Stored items
- - -
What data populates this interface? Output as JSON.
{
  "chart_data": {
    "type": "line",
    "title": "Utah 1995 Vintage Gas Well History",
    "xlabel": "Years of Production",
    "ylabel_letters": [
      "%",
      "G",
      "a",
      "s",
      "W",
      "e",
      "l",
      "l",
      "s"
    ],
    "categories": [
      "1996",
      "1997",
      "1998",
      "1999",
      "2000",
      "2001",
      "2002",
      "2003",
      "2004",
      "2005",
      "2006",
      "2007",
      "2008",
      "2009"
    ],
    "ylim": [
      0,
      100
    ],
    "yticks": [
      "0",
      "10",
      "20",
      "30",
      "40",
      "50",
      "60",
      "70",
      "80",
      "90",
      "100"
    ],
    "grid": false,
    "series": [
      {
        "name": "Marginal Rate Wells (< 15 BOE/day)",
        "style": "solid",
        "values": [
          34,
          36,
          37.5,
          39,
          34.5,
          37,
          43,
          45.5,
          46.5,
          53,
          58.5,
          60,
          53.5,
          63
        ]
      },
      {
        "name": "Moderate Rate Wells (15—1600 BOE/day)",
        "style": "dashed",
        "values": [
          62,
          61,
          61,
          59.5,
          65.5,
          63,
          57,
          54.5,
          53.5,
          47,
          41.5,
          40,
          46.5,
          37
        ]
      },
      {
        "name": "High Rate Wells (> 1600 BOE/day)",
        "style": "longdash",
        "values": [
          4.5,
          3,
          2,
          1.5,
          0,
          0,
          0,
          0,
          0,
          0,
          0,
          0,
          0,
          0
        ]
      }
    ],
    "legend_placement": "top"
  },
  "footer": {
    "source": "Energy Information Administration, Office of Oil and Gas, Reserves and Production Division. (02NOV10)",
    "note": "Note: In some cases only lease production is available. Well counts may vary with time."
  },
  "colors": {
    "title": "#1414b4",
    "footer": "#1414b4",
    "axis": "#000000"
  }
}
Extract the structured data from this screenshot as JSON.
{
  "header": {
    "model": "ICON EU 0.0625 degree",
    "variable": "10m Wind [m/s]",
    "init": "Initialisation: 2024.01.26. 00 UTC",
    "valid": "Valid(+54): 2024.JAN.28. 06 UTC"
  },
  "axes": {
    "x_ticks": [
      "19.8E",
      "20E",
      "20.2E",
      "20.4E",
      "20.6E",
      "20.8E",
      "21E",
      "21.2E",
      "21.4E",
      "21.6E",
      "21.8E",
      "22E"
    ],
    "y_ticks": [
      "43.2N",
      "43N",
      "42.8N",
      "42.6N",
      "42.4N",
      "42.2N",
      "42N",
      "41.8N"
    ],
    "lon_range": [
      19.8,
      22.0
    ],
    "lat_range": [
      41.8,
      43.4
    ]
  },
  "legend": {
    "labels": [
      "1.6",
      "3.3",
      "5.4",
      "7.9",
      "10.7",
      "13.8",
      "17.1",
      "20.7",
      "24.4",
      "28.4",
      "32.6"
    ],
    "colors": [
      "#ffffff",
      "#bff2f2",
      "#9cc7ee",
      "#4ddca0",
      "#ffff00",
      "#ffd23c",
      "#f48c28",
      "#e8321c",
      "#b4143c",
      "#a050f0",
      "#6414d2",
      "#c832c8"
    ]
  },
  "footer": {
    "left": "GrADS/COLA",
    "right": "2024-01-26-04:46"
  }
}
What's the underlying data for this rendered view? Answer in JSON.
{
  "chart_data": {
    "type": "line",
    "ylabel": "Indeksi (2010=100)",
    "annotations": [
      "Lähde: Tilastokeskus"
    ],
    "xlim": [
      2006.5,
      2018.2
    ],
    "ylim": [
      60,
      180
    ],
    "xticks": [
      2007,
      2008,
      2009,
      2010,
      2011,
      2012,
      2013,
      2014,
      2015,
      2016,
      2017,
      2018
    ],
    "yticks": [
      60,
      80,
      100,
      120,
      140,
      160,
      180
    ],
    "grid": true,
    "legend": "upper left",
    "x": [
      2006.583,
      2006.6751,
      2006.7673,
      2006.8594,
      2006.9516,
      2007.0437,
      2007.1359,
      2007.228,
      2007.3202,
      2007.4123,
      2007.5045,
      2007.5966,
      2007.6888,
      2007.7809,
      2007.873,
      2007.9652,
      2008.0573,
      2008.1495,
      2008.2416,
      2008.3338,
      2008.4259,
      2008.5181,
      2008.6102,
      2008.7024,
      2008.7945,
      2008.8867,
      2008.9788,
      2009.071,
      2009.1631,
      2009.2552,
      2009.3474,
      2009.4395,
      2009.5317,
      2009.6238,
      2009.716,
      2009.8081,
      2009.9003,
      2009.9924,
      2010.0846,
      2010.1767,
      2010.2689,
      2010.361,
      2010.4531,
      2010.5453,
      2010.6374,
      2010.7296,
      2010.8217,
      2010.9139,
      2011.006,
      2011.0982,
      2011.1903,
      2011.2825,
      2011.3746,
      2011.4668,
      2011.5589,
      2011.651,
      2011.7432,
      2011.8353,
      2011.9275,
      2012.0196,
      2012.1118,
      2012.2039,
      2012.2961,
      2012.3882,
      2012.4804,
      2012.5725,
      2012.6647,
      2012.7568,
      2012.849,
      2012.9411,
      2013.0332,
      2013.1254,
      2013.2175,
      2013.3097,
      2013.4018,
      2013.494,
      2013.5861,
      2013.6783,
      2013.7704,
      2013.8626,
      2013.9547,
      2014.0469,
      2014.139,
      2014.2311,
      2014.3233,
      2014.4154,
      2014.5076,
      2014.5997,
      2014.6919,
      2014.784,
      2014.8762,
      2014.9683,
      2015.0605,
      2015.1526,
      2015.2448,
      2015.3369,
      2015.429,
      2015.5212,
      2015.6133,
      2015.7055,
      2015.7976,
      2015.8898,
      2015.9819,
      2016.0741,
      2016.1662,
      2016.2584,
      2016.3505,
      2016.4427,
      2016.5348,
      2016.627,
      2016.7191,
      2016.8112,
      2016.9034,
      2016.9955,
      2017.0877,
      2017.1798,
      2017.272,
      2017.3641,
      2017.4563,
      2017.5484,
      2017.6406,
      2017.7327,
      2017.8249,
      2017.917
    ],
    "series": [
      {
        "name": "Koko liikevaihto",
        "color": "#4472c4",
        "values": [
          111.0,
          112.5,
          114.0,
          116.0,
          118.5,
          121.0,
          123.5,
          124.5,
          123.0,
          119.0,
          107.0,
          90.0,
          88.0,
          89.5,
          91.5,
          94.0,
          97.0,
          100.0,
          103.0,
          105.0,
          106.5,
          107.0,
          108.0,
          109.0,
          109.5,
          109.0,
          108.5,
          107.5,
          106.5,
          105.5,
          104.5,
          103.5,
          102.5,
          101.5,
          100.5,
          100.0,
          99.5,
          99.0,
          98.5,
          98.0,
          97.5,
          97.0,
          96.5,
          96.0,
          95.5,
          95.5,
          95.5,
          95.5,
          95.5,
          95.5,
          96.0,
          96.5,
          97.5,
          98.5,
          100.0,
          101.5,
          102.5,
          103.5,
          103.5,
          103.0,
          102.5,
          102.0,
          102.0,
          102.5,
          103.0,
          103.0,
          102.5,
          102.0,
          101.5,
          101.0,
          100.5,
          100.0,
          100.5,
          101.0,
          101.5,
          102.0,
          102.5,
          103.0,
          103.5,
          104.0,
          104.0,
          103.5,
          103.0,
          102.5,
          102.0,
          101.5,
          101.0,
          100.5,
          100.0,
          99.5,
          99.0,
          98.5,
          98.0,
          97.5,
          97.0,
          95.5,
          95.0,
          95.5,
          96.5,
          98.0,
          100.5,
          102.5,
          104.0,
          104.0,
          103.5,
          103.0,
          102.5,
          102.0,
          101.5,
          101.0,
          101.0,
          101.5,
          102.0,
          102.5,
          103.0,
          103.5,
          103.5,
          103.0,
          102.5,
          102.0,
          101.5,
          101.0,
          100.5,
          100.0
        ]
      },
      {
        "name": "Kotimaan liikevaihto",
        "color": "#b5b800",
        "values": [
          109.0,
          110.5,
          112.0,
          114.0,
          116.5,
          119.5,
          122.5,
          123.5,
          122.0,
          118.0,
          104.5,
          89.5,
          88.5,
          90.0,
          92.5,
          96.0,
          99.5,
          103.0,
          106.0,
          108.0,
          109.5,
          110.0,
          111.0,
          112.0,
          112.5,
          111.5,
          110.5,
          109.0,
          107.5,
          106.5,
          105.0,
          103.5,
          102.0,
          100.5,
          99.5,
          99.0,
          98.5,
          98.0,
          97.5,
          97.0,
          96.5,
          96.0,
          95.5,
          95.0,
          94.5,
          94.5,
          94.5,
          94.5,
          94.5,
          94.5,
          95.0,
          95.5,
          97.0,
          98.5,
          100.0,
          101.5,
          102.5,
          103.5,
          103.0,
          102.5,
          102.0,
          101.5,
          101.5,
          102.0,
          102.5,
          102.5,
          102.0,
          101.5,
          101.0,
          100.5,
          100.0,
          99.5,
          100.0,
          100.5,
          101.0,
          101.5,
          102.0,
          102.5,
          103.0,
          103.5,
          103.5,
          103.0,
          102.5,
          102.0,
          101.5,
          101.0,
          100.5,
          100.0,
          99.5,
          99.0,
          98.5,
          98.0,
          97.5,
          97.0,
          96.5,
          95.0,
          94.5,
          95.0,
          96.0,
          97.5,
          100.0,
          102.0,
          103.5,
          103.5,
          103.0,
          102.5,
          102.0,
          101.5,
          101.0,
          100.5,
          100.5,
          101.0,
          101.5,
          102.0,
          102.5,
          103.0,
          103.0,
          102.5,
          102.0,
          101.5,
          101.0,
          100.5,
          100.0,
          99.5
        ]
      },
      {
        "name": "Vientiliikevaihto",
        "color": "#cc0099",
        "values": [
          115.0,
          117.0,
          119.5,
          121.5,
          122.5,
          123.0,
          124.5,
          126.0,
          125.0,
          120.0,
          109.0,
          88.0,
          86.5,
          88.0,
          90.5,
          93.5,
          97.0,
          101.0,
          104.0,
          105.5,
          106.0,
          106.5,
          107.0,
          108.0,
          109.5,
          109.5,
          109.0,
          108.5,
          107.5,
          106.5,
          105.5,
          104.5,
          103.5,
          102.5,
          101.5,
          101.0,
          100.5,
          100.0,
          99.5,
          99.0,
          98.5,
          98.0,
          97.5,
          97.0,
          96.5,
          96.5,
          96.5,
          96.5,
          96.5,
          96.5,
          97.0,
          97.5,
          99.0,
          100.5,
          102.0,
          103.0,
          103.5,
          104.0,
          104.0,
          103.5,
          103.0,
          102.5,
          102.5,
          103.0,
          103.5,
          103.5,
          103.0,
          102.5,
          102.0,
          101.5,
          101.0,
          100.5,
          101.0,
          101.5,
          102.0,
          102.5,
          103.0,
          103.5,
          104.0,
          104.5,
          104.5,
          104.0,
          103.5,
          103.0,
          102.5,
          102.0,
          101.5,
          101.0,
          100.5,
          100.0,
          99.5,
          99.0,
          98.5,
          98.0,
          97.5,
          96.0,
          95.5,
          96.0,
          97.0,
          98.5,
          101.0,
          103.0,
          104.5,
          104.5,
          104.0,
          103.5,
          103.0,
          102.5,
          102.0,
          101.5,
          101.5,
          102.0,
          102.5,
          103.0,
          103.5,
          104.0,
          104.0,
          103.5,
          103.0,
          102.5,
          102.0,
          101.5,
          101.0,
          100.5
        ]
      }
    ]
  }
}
- - -
● **Exercise**
Of all the lines above, how many contain the word "this"? Give the number and nothing else.

● **Response**
3